Task instructions:
Look through the listing below and give the number of lines that hold "PEAR". Say nothing more.

Records to use:
+++
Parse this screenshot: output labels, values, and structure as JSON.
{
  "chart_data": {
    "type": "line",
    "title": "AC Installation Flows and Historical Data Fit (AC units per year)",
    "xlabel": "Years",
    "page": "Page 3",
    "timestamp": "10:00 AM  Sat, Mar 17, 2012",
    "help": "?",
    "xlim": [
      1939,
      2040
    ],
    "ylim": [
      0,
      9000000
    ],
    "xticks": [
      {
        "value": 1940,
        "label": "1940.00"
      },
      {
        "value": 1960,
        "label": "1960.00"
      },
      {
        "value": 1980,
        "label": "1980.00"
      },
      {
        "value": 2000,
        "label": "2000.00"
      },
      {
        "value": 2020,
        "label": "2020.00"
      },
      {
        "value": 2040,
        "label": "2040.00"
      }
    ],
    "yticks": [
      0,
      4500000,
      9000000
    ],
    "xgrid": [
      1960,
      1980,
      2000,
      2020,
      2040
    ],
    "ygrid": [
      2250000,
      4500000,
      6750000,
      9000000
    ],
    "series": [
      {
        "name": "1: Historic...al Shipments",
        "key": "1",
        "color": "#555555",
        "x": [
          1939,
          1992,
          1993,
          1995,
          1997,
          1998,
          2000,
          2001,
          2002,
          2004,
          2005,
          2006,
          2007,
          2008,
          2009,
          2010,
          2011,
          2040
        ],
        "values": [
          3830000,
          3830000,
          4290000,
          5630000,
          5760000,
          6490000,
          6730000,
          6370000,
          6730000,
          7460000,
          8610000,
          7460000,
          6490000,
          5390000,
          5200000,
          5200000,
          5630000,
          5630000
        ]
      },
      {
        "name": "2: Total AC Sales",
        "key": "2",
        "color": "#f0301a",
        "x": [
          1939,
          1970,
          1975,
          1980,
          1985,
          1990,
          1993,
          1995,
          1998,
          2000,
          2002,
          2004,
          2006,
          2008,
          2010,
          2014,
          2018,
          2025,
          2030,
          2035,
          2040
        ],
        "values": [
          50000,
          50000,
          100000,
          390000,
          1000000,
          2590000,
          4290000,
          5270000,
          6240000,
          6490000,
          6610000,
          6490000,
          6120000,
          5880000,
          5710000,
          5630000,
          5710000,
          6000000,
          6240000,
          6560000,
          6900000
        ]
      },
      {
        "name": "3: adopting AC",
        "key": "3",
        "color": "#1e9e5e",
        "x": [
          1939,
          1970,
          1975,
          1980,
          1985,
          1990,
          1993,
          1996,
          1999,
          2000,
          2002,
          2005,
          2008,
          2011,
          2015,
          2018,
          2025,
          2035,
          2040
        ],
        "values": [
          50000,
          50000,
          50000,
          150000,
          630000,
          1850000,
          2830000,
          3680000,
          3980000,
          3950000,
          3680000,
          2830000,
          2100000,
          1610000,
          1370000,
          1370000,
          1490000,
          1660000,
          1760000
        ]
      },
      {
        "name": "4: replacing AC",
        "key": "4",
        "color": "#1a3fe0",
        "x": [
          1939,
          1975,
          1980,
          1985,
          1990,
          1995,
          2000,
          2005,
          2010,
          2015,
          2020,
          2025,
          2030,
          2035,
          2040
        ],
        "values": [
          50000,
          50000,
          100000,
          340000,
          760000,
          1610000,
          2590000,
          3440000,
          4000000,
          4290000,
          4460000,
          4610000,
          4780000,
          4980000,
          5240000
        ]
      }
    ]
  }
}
+++
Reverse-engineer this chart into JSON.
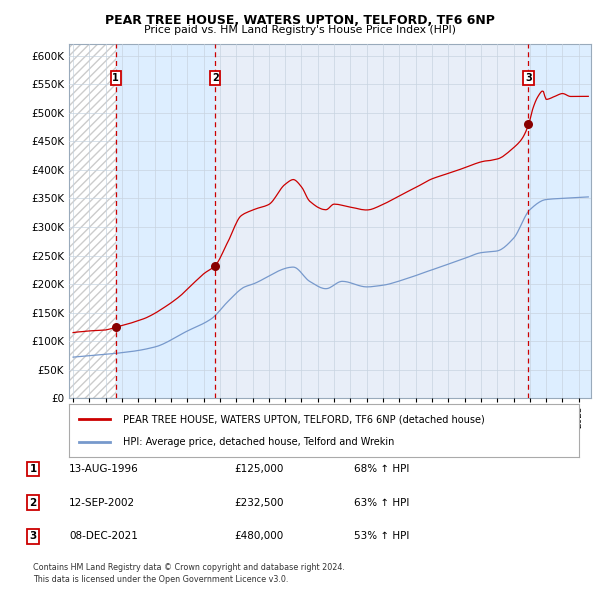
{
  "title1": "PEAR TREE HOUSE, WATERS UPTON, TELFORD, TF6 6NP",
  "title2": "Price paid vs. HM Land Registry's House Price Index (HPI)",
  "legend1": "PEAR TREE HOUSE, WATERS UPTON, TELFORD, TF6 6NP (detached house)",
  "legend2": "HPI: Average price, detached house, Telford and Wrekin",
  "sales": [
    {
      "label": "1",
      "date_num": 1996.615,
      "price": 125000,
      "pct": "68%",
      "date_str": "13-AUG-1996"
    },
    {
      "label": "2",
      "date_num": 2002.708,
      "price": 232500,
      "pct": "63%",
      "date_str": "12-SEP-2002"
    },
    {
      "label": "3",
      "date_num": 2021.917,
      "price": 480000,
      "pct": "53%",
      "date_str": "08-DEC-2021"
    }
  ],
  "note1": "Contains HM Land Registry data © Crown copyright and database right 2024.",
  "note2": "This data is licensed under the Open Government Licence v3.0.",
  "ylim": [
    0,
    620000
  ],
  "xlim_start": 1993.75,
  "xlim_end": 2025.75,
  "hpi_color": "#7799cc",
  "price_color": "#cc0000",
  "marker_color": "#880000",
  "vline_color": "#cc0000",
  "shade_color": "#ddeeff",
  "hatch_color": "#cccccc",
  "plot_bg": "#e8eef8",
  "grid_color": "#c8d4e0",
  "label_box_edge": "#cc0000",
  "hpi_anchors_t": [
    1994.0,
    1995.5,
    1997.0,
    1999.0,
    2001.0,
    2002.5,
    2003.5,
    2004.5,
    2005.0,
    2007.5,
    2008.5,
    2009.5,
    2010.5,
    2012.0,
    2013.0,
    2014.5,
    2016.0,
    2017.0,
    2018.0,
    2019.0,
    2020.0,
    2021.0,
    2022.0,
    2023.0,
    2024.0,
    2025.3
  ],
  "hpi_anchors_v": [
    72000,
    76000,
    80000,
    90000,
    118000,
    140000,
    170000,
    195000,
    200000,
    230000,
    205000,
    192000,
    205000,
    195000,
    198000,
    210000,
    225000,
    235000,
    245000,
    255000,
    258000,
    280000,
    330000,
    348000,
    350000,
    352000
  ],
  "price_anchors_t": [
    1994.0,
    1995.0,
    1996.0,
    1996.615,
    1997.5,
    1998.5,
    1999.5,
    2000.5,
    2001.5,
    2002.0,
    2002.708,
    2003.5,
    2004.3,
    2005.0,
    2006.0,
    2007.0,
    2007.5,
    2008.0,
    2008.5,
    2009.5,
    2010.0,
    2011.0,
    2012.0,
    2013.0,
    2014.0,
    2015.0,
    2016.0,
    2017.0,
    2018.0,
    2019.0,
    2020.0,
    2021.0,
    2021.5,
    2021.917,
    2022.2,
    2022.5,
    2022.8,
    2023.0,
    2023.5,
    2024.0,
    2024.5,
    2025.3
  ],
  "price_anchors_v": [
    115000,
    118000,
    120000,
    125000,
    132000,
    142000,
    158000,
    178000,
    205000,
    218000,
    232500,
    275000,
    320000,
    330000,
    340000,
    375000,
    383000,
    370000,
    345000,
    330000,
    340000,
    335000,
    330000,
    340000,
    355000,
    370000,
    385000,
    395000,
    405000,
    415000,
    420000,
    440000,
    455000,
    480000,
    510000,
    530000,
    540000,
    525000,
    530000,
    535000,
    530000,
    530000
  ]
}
+++
Task response:
2